REQUIRED TASK
Find the word "name" in the listing; pull out each line holding it.

DATA SUPPLIED
----

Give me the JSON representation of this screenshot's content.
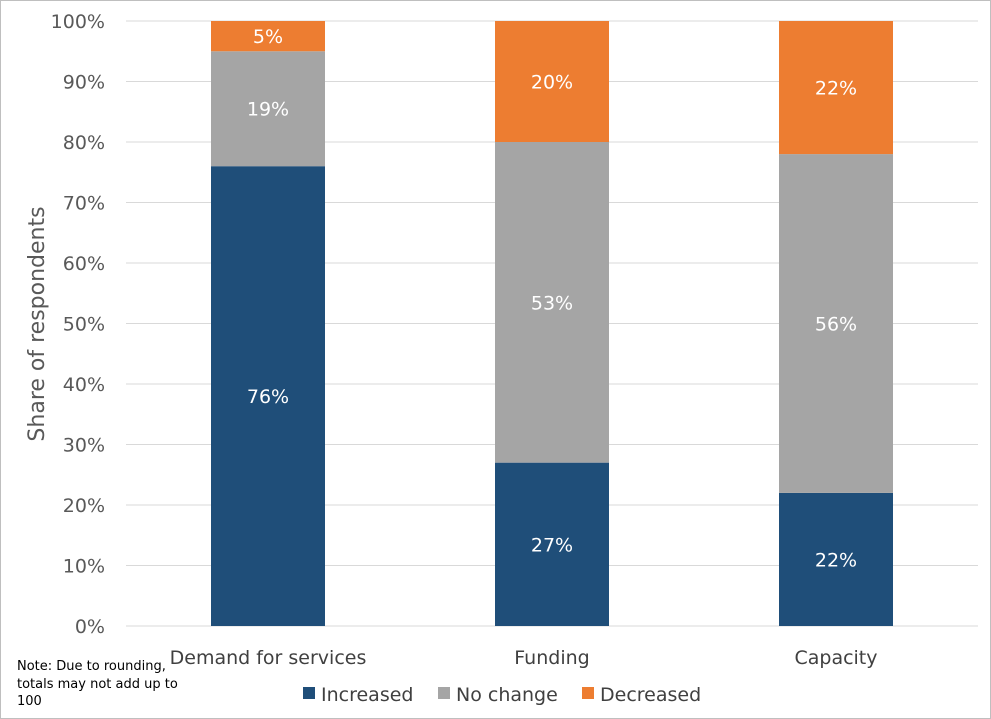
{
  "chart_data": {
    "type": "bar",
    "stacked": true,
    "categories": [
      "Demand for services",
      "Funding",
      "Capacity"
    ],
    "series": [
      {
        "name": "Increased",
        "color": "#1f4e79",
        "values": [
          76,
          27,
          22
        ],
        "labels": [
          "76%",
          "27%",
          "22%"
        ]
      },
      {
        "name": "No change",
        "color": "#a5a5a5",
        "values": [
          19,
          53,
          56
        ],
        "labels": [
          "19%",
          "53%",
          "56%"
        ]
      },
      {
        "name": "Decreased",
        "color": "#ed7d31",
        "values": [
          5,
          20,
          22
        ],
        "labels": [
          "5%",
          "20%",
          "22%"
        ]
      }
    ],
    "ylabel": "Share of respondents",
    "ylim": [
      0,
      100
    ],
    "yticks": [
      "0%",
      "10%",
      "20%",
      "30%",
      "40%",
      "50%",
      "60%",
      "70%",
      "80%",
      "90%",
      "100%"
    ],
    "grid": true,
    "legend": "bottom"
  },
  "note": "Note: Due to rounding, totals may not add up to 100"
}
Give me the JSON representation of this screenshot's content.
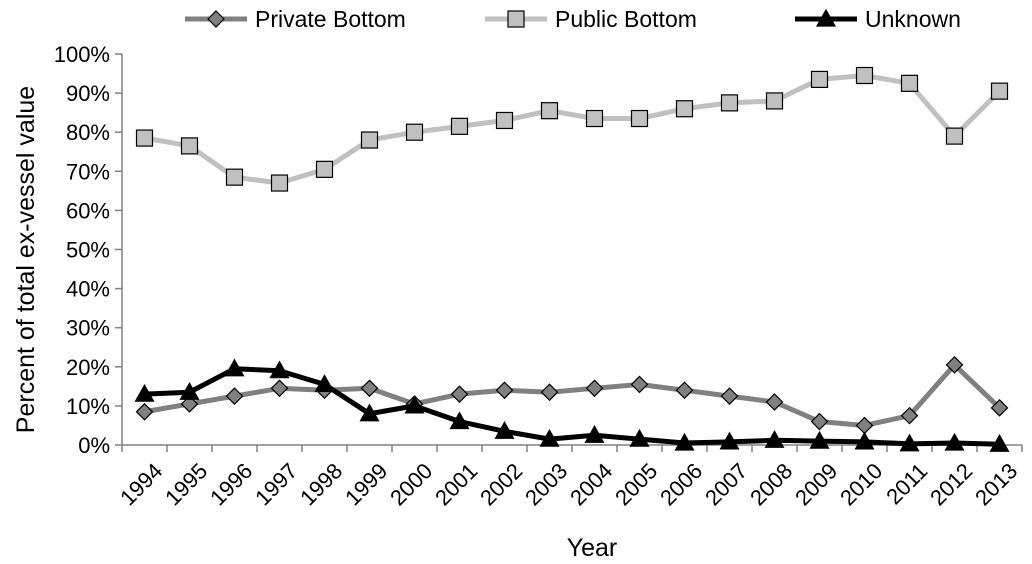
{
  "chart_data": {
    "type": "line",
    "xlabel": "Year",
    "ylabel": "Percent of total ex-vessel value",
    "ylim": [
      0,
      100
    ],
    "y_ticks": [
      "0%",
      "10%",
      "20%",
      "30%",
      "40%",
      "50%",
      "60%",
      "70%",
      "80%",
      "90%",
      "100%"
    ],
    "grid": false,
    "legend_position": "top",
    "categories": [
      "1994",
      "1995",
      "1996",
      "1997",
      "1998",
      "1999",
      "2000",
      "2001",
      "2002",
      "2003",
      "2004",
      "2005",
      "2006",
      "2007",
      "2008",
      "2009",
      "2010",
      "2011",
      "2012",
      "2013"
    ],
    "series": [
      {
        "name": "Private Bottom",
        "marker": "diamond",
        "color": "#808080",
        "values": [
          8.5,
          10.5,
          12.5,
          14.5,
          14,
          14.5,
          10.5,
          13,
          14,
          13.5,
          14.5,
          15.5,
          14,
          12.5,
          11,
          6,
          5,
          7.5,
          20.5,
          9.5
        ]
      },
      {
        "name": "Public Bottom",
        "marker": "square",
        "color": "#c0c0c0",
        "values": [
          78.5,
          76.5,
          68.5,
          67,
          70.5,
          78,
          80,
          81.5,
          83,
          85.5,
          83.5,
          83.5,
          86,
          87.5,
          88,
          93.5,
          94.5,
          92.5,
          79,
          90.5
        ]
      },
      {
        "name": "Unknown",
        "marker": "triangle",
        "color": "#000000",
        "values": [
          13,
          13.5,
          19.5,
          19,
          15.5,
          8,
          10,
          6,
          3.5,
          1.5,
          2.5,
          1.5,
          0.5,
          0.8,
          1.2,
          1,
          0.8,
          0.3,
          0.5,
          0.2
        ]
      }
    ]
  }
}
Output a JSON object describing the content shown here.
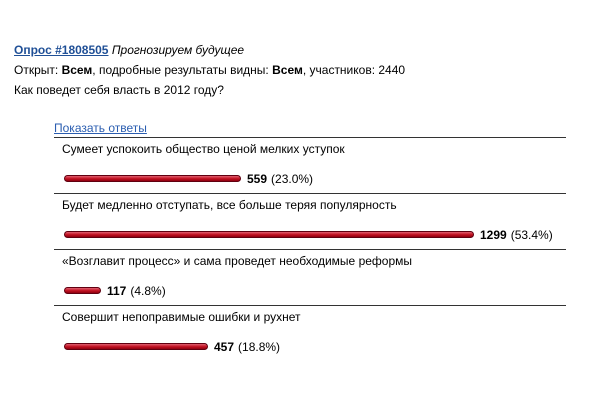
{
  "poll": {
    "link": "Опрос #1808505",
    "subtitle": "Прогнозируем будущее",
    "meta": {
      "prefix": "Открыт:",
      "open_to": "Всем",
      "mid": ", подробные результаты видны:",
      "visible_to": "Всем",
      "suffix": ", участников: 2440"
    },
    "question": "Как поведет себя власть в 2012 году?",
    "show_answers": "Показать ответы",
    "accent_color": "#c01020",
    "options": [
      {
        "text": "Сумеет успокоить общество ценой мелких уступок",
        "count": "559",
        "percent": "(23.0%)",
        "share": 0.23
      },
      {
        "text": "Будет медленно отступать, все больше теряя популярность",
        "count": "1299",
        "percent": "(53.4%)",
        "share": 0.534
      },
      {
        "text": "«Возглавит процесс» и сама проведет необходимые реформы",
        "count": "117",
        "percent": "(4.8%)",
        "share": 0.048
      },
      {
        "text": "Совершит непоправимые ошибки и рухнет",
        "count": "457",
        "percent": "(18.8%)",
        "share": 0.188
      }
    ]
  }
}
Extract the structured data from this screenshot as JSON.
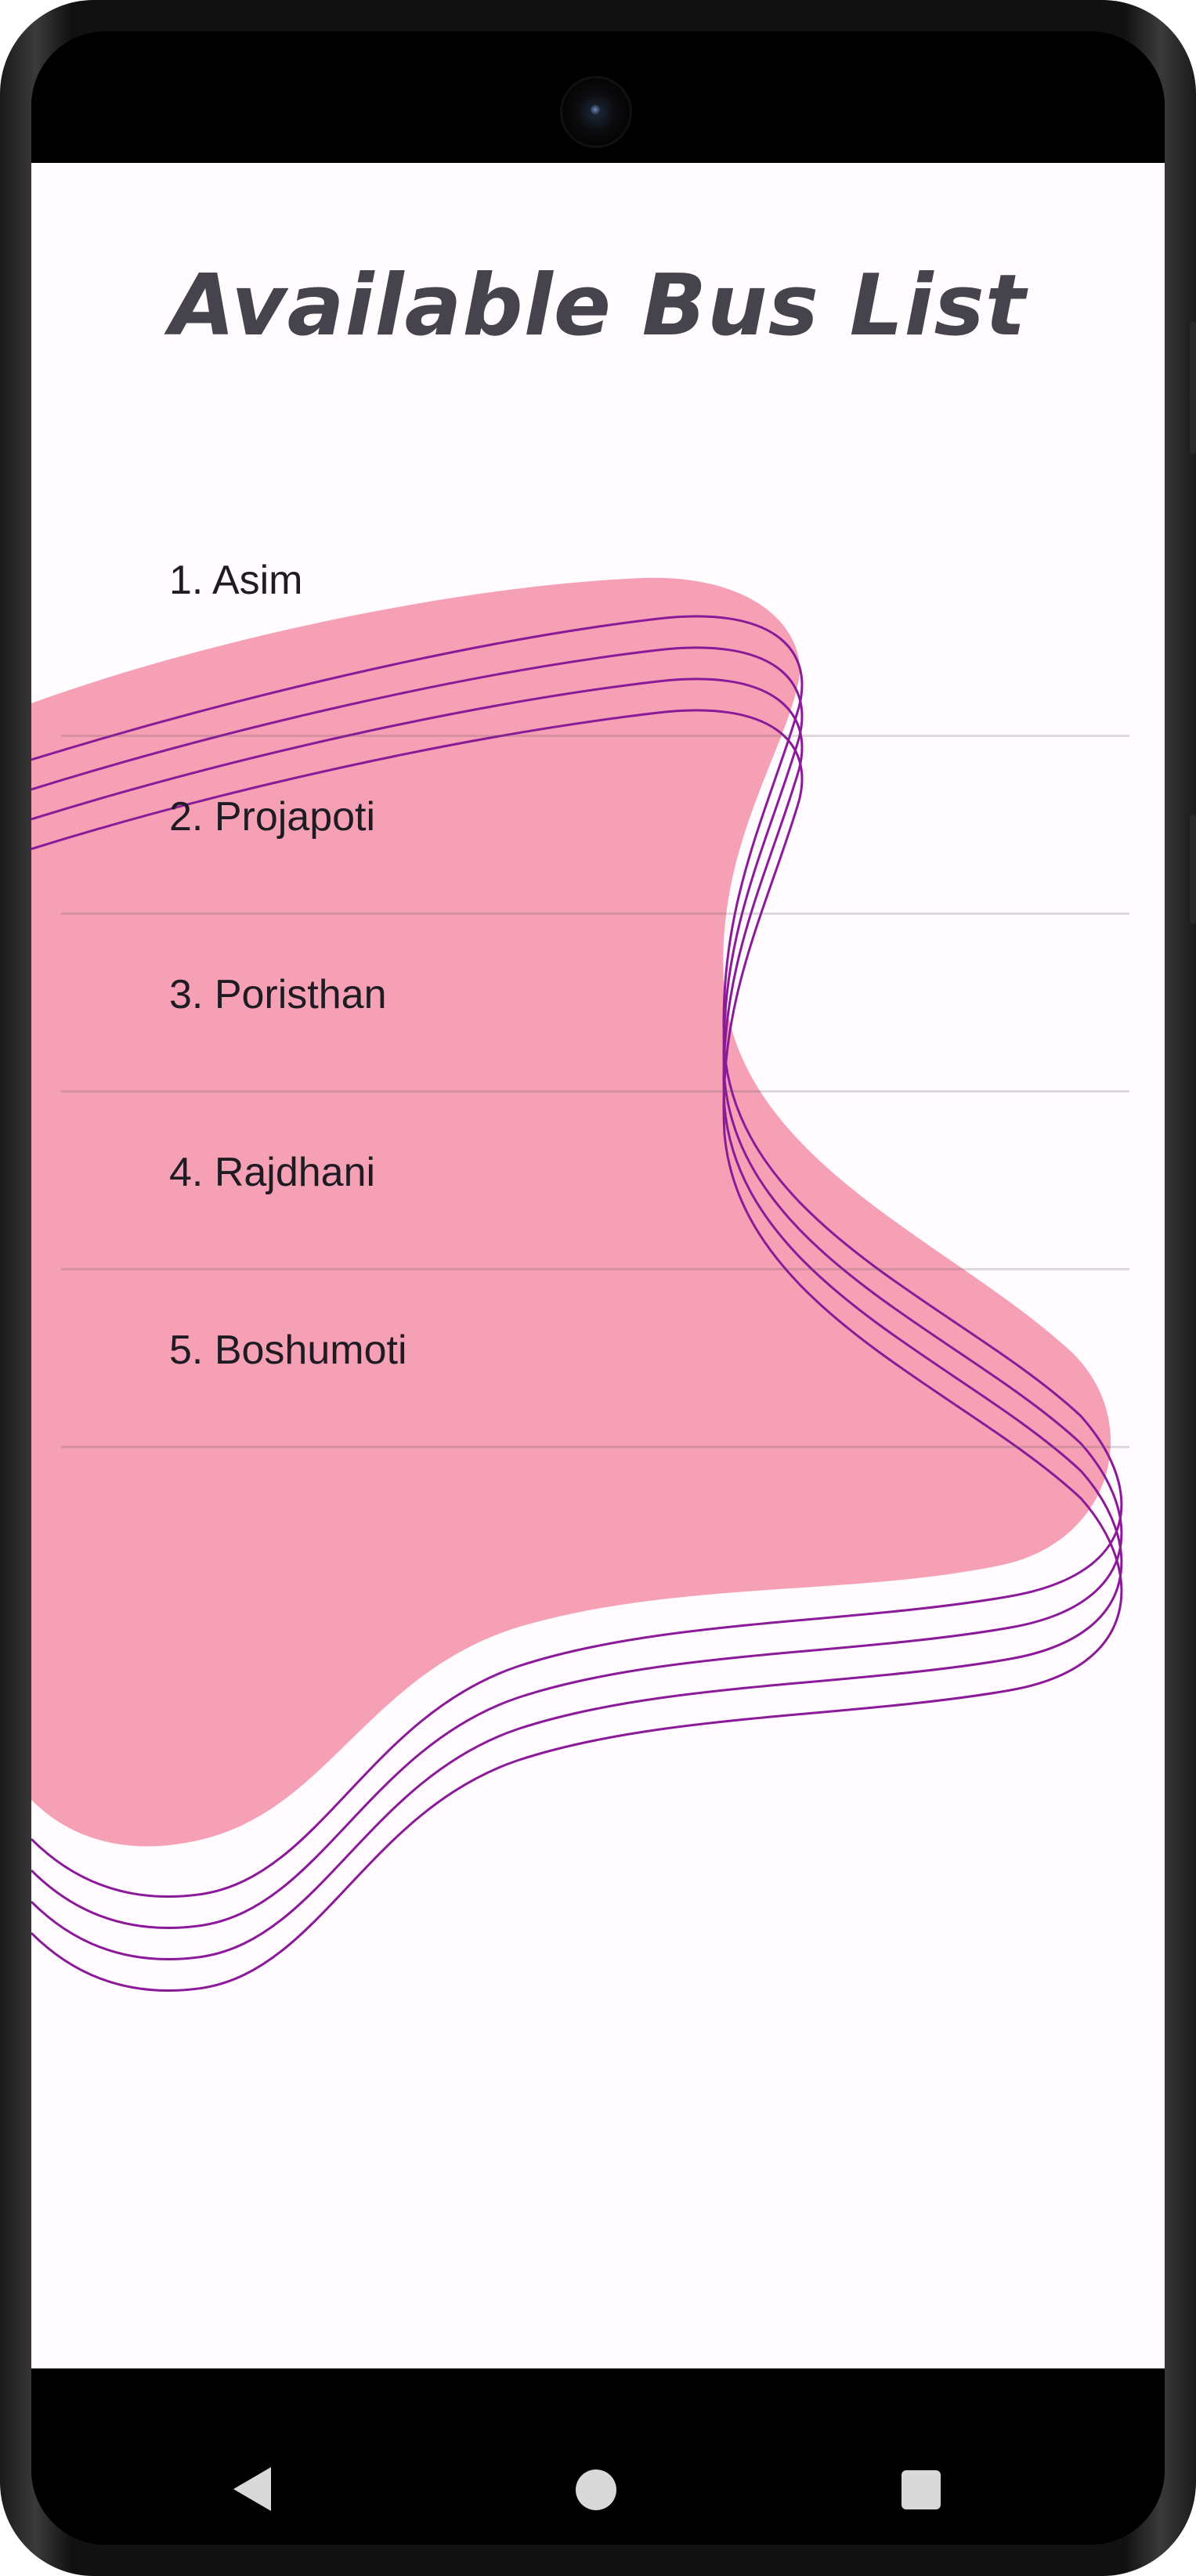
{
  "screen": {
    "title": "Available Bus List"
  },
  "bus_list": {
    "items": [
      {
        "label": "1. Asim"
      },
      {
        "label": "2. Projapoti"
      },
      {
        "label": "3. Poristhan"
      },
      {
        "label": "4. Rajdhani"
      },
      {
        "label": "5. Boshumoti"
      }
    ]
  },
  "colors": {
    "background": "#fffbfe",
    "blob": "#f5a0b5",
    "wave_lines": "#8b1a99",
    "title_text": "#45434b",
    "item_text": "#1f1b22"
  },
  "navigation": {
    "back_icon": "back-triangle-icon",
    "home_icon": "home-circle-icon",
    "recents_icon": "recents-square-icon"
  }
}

----

REPLY TO THE TASK
        "name": "Increased",
        "name": "No change",
        "name": "Decreased",
        "name": "Private Bottom",
        "name": "Public Bottom",
        "name": "Unknown",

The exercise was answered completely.